Find and copy lines holding "Vegan".

>> Start

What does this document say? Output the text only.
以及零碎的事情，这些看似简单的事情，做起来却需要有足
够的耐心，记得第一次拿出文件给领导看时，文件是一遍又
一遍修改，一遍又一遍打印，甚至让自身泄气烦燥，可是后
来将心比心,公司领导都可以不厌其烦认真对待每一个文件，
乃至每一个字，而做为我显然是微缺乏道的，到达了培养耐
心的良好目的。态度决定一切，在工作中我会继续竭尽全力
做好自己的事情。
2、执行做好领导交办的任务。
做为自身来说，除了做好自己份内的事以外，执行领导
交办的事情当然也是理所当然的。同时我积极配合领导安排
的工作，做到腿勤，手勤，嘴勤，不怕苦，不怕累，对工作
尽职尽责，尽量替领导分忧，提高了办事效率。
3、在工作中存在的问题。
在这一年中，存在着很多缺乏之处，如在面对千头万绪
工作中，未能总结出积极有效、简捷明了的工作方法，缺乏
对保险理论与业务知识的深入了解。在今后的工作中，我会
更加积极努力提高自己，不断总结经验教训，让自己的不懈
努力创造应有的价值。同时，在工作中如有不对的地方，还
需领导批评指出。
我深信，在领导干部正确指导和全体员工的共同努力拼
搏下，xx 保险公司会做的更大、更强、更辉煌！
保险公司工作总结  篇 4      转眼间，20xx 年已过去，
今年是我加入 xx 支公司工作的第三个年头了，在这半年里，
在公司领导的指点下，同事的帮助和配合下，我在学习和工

>> End
>> Start

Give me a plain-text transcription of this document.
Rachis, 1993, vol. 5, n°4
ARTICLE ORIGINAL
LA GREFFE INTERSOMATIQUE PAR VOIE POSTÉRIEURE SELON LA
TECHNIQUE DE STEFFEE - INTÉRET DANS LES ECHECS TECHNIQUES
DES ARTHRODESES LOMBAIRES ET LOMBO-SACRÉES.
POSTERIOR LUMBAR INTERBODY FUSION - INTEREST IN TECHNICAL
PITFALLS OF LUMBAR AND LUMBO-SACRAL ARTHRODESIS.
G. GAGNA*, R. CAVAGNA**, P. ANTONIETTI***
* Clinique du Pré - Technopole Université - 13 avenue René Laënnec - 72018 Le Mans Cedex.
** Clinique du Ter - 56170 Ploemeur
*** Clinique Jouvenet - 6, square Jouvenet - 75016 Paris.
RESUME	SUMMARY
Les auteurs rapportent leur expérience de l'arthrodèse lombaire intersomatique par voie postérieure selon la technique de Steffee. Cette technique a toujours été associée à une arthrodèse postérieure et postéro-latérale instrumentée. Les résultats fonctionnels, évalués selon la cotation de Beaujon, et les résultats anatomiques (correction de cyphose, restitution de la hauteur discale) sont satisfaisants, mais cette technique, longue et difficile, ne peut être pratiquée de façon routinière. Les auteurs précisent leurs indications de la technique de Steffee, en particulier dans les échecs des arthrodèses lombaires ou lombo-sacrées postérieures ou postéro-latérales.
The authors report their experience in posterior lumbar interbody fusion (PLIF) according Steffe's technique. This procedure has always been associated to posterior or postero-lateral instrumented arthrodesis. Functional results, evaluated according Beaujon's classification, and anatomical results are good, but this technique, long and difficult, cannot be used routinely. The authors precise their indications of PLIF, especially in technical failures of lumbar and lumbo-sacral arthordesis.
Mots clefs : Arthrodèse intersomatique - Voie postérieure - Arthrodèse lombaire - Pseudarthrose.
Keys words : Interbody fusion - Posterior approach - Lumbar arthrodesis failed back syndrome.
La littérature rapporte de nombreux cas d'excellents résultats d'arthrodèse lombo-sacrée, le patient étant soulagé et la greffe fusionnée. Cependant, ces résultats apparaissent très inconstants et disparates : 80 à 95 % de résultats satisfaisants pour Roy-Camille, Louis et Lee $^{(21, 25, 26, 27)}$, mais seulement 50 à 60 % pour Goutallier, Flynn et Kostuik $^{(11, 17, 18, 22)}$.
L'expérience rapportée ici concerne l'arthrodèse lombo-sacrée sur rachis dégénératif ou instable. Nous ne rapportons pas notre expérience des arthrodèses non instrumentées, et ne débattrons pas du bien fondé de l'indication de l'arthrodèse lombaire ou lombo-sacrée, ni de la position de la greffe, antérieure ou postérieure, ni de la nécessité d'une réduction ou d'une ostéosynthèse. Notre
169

>> End
>> Start

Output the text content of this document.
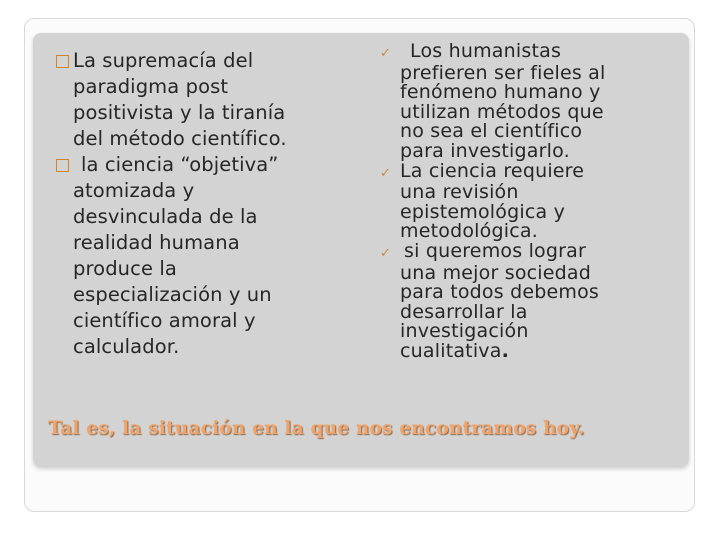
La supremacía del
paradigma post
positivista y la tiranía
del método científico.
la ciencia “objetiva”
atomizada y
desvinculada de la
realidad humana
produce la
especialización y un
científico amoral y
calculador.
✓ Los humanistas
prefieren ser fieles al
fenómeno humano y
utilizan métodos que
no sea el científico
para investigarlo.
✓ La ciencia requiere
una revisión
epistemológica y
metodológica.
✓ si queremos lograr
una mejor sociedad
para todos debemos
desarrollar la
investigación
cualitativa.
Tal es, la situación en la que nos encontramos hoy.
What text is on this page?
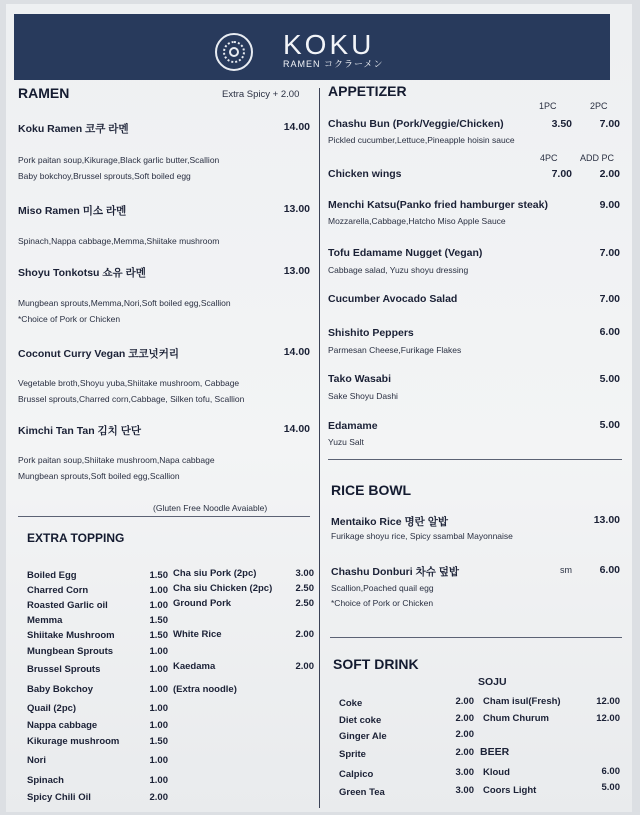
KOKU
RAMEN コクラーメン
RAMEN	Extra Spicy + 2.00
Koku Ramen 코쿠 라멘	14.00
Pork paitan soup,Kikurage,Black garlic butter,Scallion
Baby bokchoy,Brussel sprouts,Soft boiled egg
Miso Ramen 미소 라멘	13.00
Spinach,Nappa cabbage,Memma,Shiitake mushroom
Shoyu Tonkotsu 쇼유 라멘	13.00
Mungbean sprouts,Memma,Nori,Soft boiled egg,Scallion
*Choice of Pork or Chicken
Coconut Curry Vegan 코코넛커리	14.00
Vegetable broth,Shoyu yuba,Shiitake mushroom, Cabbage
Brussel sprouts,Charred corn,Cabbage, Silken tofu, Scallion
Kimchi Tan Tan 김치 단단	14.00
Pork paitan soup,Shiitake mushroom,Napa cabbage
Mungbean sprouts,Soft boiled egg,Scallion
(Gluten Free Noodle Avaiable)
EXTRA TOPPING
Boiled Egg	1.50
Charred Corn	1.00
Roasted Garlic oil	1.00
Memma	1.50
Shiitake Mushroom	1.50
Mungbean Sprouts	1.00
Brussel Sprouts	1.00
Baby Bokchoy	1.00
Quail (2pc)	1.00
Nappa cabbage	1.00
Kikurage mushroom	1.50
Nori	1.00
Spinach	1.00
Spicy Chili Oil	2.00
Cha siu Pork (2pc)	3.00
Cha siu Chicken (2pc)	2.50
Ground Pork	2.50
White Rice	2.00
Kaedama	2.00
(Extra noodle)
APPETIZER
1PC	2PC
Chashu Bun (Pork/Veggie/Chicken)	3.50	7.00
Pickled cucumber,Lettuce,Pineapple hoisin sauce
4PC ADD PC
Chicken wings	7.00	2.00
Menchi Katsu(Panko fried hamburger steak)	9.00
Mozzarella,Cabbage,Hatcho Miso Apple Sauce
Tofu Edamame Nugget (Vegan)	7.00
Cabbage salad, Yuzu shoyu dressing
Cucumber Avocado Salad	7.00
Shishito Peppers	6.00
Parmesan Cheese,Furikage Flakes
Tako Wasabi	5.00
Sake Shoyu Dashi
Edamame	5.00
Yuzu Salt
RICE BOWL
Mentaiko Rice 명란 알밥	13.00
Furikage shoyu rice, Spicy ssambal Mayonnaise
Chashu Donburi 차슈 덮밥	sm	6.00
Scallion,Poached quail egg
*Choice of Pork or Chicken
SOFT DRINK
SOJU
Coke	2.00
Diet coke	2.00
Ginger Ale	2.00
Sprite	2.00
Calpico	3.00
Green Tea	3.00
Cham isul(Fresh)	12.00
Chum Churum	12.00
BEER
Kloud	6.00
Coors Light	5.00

>> End

▸ The solution:
Coconut Curry Vegan 코코넛커리	14.00
Tofu Edamame Nugget (Vegan)	7.00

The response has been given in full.